*WHAT NEEDS TO BE DONE:*
Locate the string "бірнеше" throughout the material and copy every line in which it occurs.

*INPUT MATERIAL:*

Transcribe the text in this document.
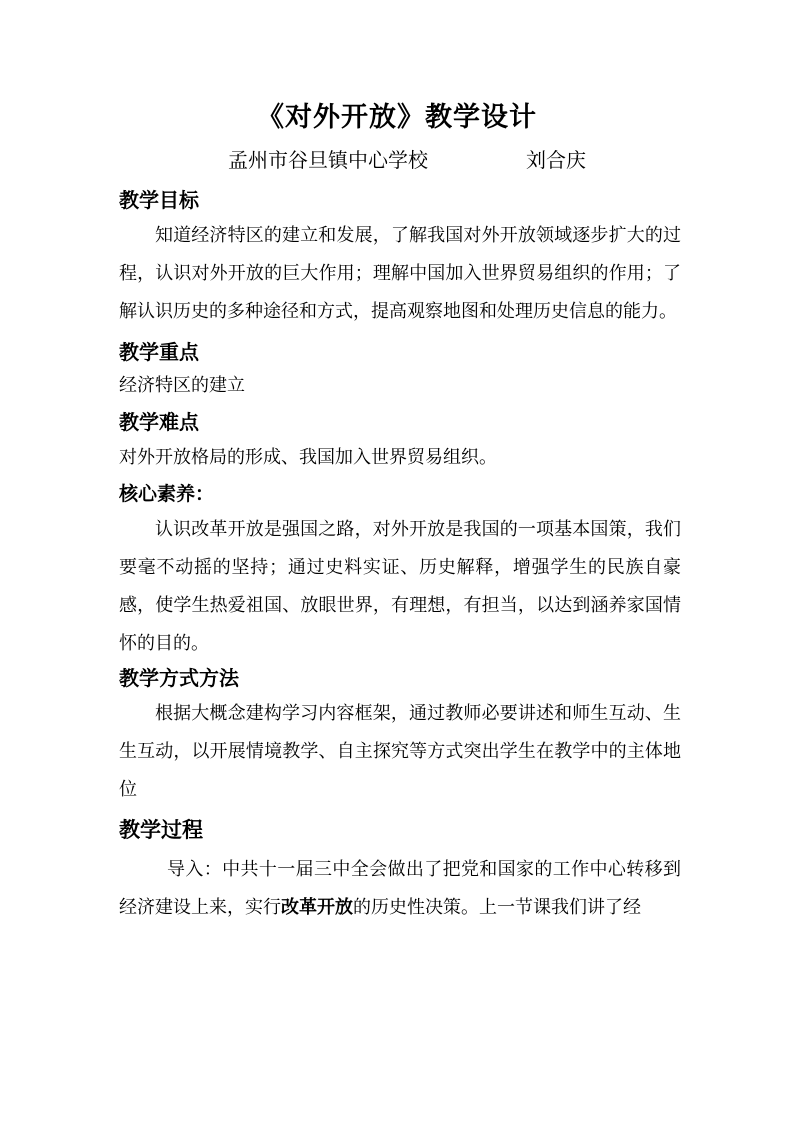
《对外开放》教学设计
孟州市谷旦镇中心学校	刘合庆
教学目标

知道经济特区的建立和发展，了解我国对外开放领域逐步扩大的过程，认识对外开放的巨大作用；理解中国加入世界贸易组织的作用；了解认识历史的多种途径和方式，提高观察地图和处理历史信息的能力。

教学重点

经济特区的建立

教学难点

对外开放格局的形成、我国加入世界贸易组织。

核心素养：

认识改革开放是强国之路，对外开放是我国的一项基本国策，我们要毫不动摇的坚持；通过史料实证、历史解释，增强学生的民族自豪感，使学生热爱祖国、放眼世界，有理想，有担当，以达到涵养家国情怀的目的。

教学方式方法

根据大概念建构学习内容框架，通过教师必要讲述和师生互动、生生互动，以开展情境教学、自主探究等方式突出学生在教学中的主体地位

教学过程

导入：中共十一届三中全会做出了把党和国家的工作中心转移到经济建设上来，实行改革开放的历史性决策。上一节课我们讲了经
---
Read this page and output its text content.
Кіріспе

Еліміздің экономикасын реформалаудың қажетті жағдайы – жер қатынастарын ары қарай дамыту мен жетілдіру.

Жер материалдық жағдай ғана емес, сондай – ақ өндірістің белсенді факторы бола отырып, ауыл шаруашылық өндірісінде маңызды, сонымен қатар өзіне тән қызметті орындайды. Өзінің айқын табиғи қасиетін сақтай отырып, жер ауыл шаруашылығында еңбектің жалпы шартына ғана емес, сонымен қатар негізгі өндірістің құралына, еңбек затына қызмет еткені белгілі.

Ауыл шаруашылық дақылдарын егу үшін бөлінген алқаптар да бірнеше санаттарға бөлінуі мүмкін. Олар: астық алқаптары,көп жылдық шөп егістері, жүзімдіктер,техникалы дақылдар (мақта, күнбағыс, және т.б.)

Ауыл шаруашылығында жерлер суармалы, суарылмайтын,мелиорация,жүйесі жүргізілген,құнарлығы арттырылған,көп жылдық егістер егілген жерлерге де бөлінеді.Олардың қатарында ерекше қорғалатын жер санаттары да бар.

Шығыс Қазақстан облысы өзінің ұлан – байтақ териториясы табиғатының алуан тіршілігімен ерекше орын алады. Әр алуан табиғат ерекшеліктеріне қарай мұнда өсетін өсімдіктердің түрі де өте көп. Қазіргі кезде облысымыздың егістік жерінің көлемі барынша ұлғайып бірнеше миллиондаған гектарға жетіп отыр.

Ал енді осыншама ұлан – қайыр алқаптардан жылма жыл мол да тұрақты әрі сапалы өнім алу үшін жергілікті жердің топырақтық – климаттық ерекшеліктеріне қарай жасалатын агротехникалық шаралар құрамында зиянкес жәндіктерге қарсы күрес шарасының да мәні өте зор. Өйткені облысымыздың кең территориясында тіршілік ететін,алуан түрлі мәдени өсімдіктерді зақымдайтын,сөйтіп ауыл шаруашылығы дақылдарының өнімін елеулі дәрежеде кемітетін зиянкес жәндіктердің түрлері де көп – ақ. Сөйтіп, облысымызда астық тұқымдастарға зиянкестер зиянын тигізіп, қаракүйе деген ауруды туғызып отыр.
==
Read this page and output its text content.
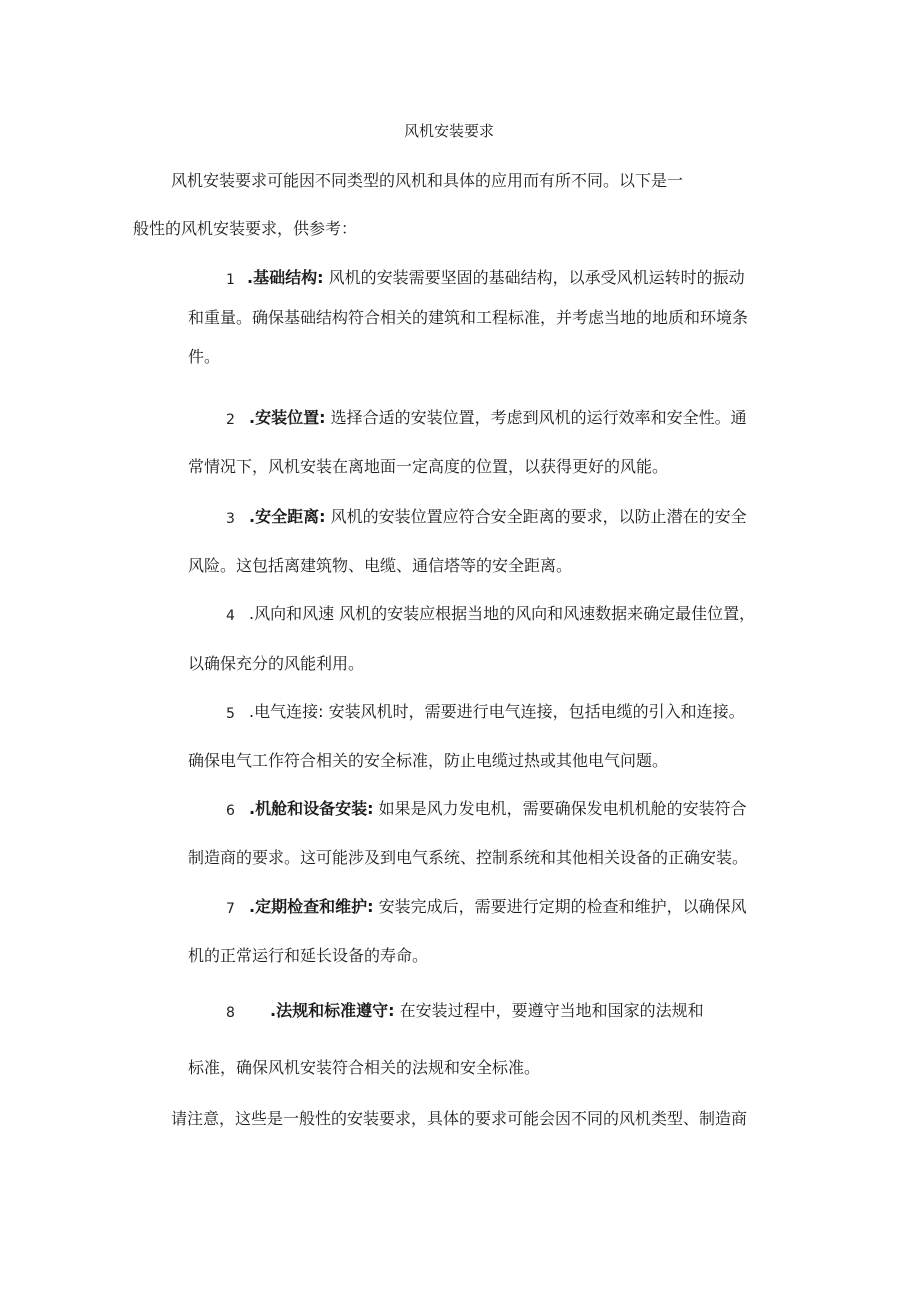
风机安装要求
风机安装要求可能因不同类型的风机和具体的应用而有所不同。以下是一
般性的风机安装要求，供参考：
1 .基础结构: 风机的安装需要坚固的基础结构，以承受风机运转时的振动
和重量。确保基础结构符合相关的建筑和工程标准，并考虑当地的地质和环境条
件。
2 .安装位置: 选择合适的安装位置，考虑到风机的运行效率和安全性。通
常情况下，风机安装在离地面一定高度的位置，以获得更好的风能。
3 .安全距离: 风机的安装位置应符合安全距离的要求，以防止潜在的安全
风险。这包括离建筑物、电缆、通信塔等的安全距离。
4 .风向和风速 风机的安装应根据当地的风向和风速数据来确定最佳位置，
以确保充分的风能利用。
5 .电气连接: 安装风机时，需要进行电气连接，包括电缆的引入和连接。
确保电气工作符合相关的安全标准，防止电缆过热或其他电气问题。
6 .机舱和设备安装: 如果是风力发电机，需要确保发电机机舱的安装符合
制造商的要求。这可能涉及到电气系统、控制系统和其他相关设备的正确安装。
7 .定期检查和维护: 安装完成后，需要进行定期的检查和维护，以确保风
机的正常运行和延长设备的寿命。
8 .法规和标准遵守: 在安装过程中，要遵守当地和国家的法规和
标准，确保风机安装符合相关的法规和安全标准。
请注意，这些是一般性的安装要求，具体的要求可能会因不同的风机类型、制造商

*COMPLETED EXERCISE:*
Ауыл шаруашылық дақылдарын егу үшін бөлінген алқаптар да бірнеше санаттарға бөлінуі мүмкін. Олар: астық алқаптары,көп жылдық шөп егістері, жүзімдіктер,техникалы дақылдар (мақта, күнбағыс, және т.б.)
Шығыс Қазақстан облысы өзінің ұлан – байтақ териториясы табиғатының алуан тіршілігімен ерекше орын алады. Әр алуан табиғат ерекшеліктеріне қарай мұнда өсетін өсімдіктердің түрі де өте көп. Қазіргі кезде облысымыздың егістік жерінің көлемі барынша ұлғайып бірнеше миллиондаған гектарға жетіп отыр.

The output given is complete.